(Stored entries)
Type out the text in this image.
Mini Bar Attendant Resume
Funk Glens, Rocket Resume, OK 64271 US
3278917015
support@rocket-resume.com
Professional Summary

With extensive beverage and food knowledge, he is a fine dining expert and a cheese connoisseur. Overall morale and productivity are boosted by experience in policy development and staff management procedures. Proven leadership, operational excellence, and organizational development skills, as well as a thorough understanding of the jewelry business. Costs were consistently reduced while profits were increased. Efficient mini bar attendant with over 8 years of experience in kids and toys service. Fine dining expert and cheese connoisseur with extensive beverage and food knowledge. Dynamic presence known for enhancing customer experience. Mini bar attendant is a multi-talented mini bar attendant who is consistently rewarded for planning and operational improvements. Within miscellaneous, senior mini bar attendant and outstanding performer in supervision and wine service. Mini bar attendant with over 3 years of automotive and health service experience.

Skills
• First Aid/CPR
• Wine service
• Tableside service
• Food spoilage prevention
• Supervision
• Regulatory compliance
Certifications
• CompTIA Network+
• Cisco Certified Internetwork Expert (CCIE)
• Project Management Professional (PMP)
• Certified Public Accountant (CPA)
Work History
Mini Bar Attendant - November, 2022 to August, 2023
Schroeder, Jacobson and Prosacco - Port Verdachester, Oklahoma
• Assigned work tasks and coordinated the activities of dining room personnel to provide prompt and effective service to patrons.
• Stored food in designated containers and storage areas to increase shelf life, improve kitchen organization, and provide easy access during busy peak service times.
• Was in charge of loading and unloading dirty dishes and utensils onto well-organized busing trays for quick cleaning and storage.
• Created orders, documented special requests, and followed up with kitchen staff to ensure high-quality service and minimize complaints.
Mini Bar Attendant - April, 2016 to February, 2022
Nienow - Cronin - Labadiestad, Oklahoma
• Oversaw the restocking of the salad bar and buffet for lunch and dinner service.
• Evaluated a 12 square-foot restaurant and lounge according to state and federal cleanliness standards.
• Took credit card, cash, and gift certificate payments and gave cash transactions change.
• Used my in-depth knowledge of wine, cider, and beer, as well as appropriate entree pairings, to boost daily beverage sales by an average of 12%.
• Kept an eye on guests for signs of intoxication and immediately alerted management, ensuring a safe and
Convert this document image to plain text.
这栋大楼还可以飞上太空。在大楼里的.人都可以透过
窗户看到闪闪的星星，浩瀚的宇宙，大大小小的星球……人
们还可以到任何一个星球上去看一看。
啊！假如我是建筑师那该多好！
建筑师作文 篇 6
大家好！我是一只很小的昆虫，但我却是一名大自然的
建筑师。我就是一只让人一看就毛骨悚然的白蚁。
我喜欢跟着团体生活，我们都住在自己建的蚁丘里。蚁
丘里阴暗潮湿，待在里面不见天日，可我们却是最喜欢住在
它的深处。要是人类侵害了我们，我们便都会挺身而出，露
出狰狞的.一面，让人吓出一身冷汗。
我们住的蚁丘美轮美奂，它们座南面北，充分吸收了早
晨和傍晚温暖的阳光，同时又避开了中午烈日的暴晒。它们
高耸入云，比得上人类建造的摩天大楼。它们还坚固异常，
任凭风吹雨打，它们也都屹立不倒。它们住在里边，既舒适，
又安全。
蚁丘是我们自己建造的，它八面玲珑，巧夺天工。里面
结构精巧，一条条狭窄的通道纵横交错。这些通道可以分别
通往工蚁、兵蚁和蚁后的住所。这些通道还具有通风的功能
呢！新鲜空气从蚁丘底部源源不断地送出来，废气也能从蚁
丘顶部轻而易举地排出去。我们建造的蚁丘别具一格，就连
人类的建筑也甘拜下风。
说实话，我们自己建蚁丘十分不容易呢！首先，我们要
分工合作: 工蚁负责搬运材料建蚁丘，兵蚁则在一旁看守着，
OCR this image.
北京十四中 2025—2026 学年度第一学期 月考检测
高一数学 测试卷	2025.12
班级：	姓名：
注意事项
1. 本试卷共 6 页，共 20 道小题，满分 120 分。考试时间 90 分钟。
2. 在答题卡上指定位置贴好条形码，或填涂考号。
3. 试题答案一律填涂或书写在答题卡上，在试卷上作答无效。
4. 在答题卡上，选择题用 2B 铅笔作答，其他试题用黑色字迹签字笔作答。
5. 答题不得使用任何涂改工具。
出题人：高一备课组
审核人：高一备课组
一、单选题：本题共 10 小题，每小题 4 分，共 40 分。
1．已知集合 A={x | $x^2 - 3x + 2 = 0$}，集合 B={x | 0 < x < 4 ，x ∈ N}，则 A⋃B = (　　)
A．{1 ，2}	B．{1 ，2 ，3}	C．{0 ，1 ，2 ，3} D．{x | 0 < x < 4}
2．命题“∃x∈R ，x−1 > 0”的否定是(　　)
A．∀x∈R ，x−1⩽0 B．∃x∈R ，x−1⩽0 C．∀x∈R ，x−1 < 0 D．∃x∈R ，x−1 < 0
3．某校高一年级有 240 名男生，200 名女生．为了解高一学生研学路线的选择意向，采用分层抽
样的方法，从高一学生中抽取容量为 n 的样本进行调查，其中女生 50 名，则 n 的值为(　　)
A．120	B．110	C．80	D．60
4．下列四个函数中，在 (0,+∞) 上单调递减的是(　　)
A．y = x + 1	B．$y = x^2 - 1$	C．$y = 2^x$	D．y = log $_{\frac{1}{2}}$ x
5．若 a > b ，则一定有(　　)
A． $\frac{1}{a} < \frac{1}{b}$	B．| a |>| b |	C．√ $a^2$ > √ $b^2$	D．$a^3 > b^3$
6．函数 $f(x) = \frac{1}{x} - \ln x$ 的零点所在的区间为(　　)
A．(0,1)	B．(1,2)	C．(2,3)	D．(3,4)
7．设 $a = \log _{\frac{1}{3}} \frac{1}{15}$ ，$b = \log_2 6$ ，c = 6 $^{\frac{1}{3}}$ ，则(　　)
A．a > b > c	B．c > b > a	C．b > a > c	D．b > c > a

→ Problem to work on
Determine the number of lines in the entries above where the string "this" appears. Answer with the number alone.

→ Task solution
3